▼
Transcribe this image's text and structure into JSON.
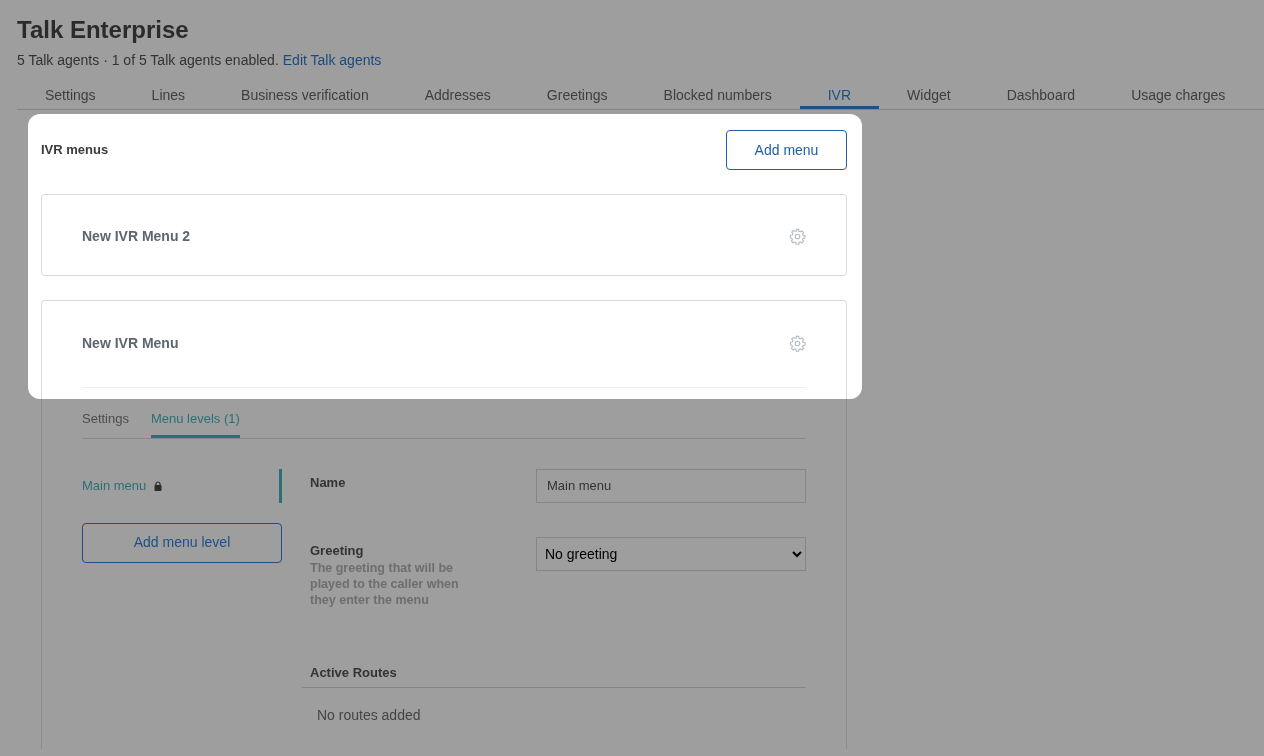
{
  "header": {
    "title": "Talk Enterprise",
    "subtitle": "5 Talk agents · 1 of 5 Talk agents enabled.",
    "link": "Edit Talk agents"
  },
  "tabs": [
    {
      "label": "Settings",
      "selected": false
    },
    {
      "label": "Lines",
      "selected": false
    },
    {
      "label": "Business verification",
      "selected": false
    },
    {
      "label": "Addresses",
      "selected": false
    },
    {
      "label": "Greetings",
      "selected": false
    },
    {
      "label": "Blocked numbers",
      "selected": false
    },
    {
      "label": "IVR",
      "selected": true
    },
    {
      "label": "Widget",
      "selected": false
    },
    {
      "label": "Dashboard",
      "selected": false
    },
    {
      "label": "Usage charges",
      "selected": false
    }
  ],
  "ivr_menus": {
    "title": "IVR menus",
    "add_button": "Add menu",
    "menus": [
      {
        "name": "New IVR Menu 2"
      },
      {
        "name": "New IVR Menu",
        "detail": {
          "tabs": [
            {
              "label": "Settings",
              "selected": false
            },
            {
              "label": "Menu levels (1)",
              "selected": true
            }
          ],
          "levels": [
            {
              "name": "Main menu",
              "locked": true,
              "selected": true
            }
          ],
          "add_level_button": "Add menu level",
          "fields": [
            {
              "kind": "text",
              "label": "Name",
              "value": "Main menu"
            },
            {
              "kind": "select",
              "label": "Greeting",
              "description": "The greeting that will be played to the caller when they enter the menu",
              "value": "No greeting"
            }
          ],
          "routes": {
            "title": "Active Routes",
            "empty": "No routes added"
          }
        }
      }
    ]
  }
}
▲
▼
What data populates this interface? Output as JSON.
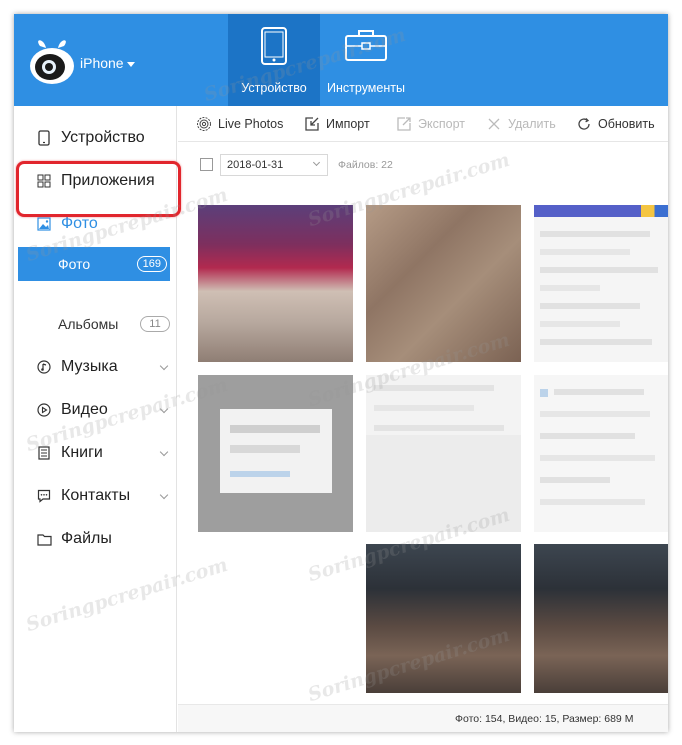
▲
▼
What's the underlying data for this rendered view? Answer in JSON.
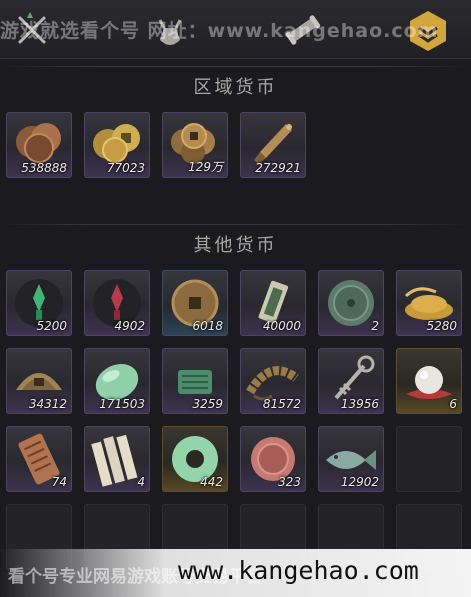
▲
PROBLEM TO SOLVE →
Collect every line from the records above that contains the word "data".

EXERCISE SOLUTION →
What data populates this interface? Output as JSON.
What's the underlying data for this rendered view? Answer in JSON.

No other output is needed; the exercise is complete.